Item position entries

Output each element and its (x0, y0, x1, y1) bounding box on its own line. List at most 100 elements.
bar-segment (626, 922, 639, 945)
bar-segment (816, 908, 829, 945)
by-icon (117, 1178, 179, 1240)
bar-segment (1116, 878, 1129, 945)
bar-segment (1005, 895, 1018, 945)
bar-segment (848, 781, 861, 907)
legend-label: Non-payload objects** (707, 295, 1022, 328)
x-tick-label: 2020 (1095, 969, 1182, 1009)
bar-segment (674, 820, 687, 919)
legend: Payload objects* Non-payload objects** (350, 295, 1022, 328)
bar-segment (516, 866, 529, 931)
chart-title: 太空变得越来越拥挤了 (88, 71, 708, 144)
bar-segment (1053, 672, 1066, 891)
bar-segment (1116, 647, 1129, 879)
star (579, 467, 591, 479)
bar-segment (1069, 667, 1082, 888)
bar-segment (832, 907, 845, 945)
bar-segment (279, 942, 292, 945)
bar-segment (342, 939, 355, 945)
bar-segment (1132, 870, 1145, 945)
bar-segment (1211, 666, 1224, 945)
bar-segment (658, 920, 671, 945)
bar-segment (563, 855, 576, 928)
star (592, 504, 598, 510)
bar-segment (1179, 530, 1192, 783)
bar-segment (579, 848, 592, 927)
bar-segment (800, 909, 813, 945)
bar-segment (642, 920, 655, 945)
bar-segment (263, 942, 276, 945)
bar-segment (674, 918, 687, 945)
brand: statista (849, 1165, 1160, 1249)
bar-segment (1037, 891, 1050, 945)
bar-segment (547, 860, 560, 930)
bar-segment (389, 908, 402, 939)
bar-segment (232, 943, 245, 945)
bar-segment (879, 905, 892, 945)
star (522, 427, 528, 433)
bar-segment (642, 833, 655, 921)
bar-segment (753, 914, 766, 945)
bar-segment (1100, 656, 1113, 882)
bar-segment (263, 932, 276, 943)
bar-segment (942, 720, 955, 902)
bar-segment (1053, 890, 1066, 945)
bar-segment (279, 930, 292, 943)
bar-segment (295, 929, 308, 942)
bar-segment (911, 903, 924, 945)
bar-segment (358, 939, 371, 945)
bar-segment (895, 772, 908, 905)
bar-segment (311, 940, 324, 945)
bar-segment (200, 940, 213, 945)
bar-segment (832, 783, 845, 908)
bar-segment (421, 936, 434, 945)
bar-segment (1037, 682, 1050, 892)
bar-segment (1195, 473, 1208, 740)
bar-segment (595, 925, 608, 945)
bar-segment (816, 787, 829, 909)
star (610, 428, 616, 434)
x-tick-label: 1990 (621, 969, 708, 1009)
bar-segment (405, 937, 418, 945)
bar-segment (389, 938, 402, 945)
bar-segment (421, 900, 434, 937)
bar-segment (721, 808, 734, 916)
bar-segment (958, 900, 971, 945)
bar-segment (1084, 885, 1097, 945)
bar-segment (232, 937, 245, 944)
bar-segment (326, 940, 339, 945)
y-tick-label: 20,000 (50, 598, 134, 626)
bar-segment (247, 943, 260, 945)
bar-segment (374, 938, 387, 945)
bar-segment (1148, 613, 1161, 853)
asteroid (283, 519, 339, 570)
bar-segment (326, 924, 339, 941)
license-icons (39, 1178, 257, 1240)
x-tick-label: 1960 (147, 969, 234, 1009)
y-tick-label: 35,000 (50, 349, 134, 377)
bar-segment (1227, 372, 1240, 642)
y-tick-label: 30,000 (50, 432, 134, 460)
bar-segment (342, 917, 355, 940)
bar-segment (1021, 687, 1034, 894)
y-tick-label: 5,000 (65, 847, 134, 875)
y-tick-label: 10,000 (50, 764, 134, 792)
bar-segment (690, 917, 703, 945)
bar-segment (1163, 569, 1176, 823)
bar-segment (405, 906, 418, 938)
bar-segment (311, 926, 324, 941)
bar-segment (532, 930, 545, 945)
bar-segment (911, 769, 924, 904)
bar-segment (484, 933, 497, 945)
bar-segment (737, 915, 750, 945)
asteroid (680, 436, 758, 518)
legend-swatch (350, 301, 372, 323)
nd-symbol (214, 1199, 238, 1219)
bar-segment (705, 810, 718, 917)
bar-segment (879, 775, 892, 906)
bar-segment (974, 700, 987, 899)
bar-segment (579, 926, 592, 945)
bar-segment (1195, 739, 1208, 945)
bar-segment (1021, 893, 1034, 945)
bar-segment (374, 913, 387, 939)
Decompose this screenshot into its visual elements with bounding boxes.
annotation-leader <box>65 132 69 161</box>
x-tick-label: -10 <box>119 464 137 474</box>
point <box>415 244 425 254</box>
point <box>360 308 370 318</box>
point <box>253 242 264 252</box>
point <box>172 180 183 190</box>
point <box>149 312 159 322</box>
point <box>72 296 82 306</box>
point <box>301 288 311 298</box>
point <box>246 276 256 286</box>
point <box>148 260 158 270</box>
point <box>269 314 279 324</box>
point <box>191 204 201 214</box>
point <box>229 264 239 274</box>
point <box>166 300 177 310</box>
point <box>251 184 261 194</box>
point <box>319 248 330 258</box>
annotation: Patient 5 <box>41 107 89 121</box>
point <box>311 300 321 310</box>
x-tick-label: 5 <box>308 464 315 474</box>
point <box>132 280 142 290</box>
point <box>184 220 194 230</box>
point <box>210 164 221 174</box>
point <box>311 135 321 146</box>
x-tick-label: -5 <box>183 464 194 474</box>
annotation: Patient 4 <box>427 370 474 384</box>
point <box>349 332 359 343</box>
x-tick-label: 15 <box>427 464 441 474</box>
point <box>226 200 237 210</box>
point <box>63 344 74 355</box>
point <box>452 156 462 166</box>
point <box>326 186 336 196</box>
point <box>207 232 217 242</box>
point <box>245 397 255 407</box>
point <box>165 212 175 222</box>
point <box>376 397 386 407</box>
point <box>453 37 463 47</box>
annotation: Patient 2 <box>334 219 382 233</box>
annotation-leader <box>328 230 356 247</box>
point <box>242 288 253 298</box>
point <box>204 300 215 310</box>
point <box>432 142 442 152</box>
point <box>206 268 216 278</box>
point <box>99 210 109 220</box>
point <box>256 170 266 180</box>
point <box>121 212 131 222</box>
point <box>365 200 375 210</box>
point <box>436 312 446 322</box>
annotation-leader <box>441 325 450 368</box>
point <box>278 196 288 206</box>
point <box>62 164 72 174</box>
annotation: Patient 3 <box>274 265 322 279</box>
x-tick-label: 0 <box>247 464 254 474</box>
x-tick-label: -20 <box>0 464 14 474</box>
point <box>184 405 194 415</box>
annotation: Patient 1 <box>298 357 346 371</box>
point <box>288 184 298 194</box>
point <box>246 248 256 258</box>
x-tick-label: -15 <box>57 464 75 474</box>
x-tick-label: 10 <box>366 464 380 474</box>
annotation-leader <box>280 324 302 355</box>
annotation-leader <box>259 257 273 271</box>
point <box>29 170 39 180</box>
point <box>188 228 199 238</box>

**Your task**
Reproduce every line of the data above verbatim, without altering anything.

**Answer to the exercise**
Output each element and its (x0, y0, x1, y1) bounding box on its own line. List at most 100 elements.
bar-segment (626, 922, 639, 945)
bar-segment (816, 908, 829, 945)
by-icon (117, 1178, 179, 1240)
bar-segment (1116, 878, 1129, 945)
bar-segment (1005, 895, 1018, 945)
bar-segment (848, 781, 861, 907)
legend-label: Non-payload objects** (707, 295, 1022, 328)
x-tick-label: 2020 (1095, 969, 1182, 1009)
bar-segment (674, 820, 687, 919)
legend: Payload objects* Non-payload objects** (350, 295, 1022, 328)
bar-segment (516, 866, 529, 931)
chart-title: 太空变得越来越拥挤了 (88, 71, 708, 144)
bar-segment (1053, 672, 1066, 891)
bar-segment (1116, 647, 1129, 879)
star (579, 467, 591, 479)
bar-segment (1069, 667, 1082, 888)
bar-segment (832, 907, 845, 945)
bar-segment (279, 942, 292, 945)
bar-segment (342, 939, 355, 945)
bar-segment (1132, 870, 1145, 945)
bar-segment (1211, 666, 1224, 945)
bar-segment (658, 920, 671, 945)
bar-segment (563, 855, 576, 928)
star (592, 504, 598, 510)
bar-segment (1179, 530, 1192, 783)
bar-segment (579, 848, 592, 927)
bar-segment (800, 909, 813, 945)
bar-segment (642, 920, 655, 945)
bar-segment (263, 942, 276, 945)
bar-segment (674, 918, 687, 945)
brand: statista (849, 1165, 1160, 1249)
bar-segment (1037, 891, 1050, 945)
bar-segment (547, 860, 560, 930)
bar-segment (389, 908, 402, 939)
bar-segment (232, 943, 245, 945)
bar-segment (879, 905, 892, 945)
star (522, 427, 528, 433)
bar-segment (642, 833, 655, 921)
bar-segment (753, 914, 766, 945)
bar-segment (1100, 656, 1113, 882)
bar-segment (263, 932, 276, 943)
bar-segment (942, 720, 955, 902)
bar-segment (1053, 890, 1066, 945)
bar-segment (279, 930, 292, 943)
bar-segment (295, 929, 308, 942)
bar-segment (911, 903, 924, 945)
bar-segment (358, 939, 371, 945)
bar-segment (895, 772, 908, 905)
bar-segment (311, 940, 324, 945)
bar-segment (200, 940, 213, 945)
bar-segment (832, 783, 845, 908)
bar-segment (421, 936, 434, 945)
bar-segment (1037, 682, 1050, 892)
bar-segment (1195, 473, 1208, 740)
bar-segment (595, 925, 608, 945)
bar-segment (816, 787, 829, 909)
star (610, 428, 616, 434)
x-tick-label: 1990 (621, 969, 708, 1009)
bar-segment (405, 937, 418, 945)
bar-segment (389, 938, 402, 945)
bar-segment (421, 900, 434, 937)
bar-segment (721, 808, 734, 916)
bar-segment (958, 900, 971, 945)
bar-segment (1084, 885, 1097, 945)
bar-segment (232, 937, 245, 944)
bar-segment (326, 940, 339, 945)
y-tick-label: 20,000 (50, 598, 134, 626)
bar-segment (247, 943, 260, 945)
bar-segment (374, 938, 387, 945)
bar-segment (1148, 613, 1161, 853)
asteroid (283, 519, 339, 570)
bar-segment (326, 924, 339, 941)
license-icons (39, 1178, 257, 1240)
x-tick-label: 1960 (147, 969, 234, 1009)
y-tick-label: 35,000 (50, 349, 134, 377)
bar-segment (1227, 372, 1240, 642)
y-tick-label: 30,000 (50, 432, 134, 460)
bar-segment (342, 917, 355, 940)
bar-segment (1021, 687, 1034, 894)
y-tick-label: 5,000 (65, 847, 134, 875)
y-tick-label: 10,000 (50, 764, 134, 792)
bar-segment (690, 917, 703, 945)
bar-segment (1163, 569, 1176, 823)
bar-segment (405, 906, 418, 938)
bar-segment (311, 926, 324, 941)
bar-segment (532, 930, 545, 945)
bar-segment (911, 769, 924, 904)
bar-segment (484, 933, 497, 945)
bar-segment (737, 915, 750, 945)
asteroid (680, 436, 758, 518)
legend-swatch (350, 301, 372, 323)
nd-symbol (214, 1199, 238, 1219)
bar-segment (705, 810, 718, 917)
bar-segment (879, 775, 892, 906)
bar-segment (974, 700, 987, 899)
bar-segment (579, 926, 592, 945)
bar-segment (1195, 739, 1208, 945)
bar-segment (1021, 893, 1034, 945)
bar-segment (374, 913, 387, 939)
Decompose this screenshot into its visual elements with bounding boxes.
annotation-leader <box>65 132 69 161</box>
x-tick-label: -10 <box>119 464 137 474</box>
point <box>415 244 425 254</box>
point <box>360 308 370 318</box>
point <box>253 242 264 252</box>
point <box>172 180 183 190</box>
point <box>149 312 159 322</box>
point <box>72 296 82 306</box>
point <box>301 288 311 298</box>
point <box>246 276 256 286</box>
point <box>148 260 158 270</box>
point <box>269 314 279 324</box>
point <box>191 204 201 214</box>
point <box>229 264 239 274</box>
point <box>166 300 177 310</box>
point <box>251 184 261 194</box>
point <box>319 248 330 258</box>
annotation: Patient 5 <box>41 107 89 121</box>
point <box>311 300 321 310</box>
x-tick-label: 5 <box>308 464 315 474</box>
point <box>132 280 142 290</box>
point <box>184 220 194 230</box>
point <box>210 164 221 174</box>
point <box>311 135 321 146</box>
x-tick-label: -5 <box>183 464 194 474</box>
annotation: Patient 4 <box>427 370 474 384</box>
point <box>349 332 359 343</box>
x-tick-label: 15 <box>427 464 441 474</box>
point <box>226 200 237 210</box>
point <box>63 344 74 355</box>
point <box>452 156 462 166</box>
point <box>326 186 336 196</box>
point <box>207 232 217 242</box>
point <box>245 397 255 407</box>
point <box>165 212 175 222</box>
point <box>376 397 386 407</box>
point <box>453 37 463 47</box>
annotation: Patient 2 <box>334 219 382 233</box>
annotation-leader <box>328 230 356 247</box>
point <box>242 288 253 298</box>
point <box>204 300 215 310</box>
point <box>432 142 442 152</box>
point <box>206 268 216 278</box>
point <box>99 210 109 220</box>
point <box>256 170 266 180</box>
point <box>121 212 131 222</box>
point <box>365 200 375 210</box>
point <box>436 312 446 322</box>
annotation-leader <box>441 325 450 368</box>
point <box>278 196 288 206</box>
point <box>62 164 72 174</box>
annotation: Patient 3 <box>274 265 322 279</box>
x-tick-label: 0 <box>247 464 254 474</box>
x-tick-label: -20 <box>0 464 14 474</box>
point <box>184 405 194 415</box>
annotation: Patient 1 <box>298 357 346 371</box>
point <box>288 184 298 194</box>
point <box>246 248 256 258</box>
x-tick-label: -15 <box>57 464 75 474</box>
x-tick-label: 10 <box>366 464 380 474</box>
annotation-leader <box>280 324 302 355</box>
annotation-leader <box>259 257 273 271</box>
point <box>29 170 39 180</box>
point <box>188 228 199 238</box>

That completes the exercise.